**Exercise:** Your task is to copy the material exactly.

Extracted data entries
::::

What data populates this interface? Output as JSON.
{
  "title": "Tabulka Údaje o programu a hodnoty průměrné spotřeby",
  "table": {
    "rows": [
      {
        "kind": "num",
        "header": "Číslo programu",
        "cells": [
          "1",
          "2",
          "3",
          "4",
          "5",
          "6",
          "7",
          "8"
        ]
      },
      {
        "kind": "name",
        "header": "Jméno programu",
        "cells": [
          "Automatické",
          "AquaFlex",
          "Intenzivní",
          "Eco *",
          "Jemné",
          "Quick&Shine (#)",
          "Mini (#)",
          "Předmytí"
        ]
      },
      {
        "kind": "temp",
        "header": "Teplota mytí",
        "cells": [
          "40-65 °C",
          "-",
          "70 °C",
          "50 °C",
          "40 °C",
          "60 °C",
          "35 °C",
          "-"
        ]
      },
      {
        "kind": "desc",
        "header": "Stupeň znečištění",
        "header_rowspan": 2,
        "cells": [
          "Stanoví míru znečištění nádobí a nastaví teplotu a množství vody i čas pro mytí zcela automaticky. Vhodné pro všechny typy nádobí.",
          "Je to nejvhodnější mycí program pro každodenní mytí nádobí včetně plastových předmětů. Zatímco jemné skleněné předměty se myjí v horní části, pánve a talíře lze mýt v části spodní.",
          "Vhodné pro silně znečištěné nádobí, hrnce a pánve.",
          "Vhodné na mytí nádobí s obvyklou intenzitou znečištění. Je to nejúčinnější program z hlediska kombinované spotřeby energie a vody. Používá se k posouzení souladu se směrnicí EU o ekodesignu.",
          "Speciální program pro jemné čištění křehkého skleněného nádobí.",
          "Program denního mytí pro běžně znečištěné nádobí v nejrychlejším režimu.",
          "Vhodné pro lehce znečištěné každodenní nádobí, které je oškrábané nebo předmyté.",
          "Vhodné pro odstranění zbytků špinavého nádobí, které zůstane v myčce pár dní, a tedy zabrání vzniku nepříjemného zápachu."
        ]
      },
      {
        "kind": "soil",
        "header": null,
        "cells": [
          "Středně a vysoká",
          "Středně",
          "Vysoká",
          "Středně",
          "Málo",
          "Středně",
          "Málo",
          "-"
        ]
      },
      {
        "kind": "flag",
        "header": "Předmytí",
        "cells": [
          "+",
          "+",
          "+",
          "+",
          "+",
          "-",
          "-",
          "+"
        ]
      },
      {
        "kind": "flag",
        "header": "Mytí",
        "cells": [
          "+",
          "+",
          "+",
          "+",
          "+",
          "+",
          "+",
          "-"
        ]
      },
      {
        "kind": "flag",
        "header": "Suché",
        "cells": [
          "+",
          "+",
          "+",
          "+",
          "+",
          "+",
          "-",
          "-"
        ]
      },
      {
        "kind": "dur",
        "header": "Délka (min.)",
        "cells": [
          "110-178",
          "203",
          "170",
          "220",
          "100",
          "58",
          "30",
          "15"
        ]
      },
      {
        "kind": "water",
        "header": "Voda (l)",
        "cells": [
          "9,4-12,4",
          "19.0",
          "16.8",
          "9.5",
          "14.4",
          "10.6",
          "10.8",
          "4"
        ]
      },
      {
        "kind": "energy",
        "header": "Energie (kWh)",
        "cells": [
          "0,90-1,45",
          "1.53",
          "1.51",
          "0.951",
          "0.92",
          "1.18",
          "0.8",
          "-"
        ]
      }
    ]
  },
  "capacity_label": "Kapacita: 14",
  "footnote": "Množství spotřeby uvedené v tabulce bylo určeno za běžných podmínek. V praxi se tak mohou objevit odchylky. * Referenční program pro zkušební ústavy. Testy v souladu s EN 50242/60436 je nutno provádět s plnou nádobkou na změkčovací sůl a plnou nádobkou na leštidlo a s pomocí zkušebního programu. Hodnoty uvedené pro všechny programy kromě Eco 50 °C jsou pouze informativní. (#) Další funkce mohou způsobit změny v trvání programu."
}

::::

**Task result:**
What data populates this interface? Output as JSON.
{
  "title": "Tabulka Údaje o programu a hodnoty průměrné spotřeby",
  "table": {
    "rows": [
      {
        "kind": "num",
        "header": "Číslo programu",
        "cells": [
          "1",
          "2",
          "3",
          "4",
          "5",
          "6",
          "7",
          "8"
        ]
      },
      {
        "kind": "name",
        "header": "Jméno programu",
        "cells": [
          "Automatické",
          "AquaFlex",
          "Intenzivní",
          "Eco *",
          "Jemné",
          "Quick&Shine (#)",
          "Mini (#)",
          "Předmytí"
        ]
      },
      {
        "kind": "temp",
        "header": "Teplota mytí",
        "cells": [
          "40-65 °C",
          "-",
          "70 °C",
          "50 °C",
          "40 °C",
          "60 °C",
          "35 °C",
          "-"
        ]
      },
      {
        "kind": "desc",
        "header": "Stupeň znečištění",
        "header_rowspan": 2,
        "cells": [
          "Stanoví míru znečištění nádobí a nastaví teplotu a množství vody i čas pro mytí zcela automaticky. Vhodné pro všechny typy nádobí.",
          "Je to nejvhodnější mycí program pro každodenní mytí nádobí včetně plastových předmětů. Zatímco jemné skleněné předměty se myjí v horní části, pánve a talíře lze mýt v části spodní.",
          "Vhodné pro silně znečištěné nádobí, hrnce a pánve.",
          "Vhodné na mytí nádobí s obvyklou intenzitou znečištění. Je to nejúčinnější program z hlediska kombinované spotřeby energie a vody. Používá se k posouzení souladu se směrnicí EU o ekodesignu.",
          "Speciální program pro jemné čištění křehkého skleněného nádobí.",
          "Program denního mytí pro běžně znečištěné nádobí v nejrychlejším režimu.",
          "Vhodné pro lehce znečištěné každodenní nádobí, které je oškrábané nebo předmyté.",
          "Vhodné pro odstranění zbytků špinavého nádobí, které zůstane v myčce pár dní, a tedy zabrání vzniku nepříjemného zápachu."
        ]
      },
      {
        "kind": "soil",
        "header": null,
        "cells": [
          "Středně a vysoká",
          "Středně",
          "Vysoká",
          "Středně",
          "Málo",
          "Středně",
          "Málo",
          "-"
        ]
      },
      {
        "kind": "flag",
        "header": "Předmytí",
        "cells": [
          "+",
          "+",
          "+",
          "+",
          "+",
          "-",
          "-",
          "+"
        ]
      },
      {
        "kind": "flag",
        "header": "Mytí",
        "cells": [
          "+",
          "+",
          "+",
          "+",
          "+",
          "+",
          "+",
          "-"
        ]
      },
      {
        "kind": "flag",
        "header": "Suché",
        "cells": [
          "+",
          "+",
          "+",
          "+",
          "+",
          "+",
          "-",
          "-"
        ]
      },
      {
        "kind": "dur",
        "header": "Délka (min.)",
        "cells": [
          "110-178",
          "203",
          "170",
          "220",
          "100",
          "58",
          "30",
          "15"
        ]
      },
      {
        "kind": "water",
        "header": "Voda (l)",
        "cells": [
          "9,4-12,4",
          "19.0",
          "16.8",
          "9.5",
          "14.4",
          "10.6",
          "10.8",
          "4"
        ]
      },
      {
        "kind": "energy",
        "header": "Energie (kWh)",
        "cells": [
          "0,90-1,45",
          "1.53",
          "1.51",
          "0.951",
          "0.92",
          "1.18",
          "0.8",
          "-"
        ]
      }
    ]
  },
  "capacity_label": "Kapacita: 14",
  "footnote": "Množství spotřeby uvedené v tabulce bylo určeno za běžných podmínek. V praxi se tak mohou objevit odchylky. * Referenční program pro zkušební ústavy. Testy v souladu s EN 50242/60436 je nutno provádět s plnou nádobkou na změkčovací sůl a plnou nádobkou na leštidlo a s pomocí zkušebního programu. Hodnoty uvedené pro všechny programy kromě Eco 50 °C jsou pouze informativní. (#) Další funkce mohou způsobit změny v trvání programu."
}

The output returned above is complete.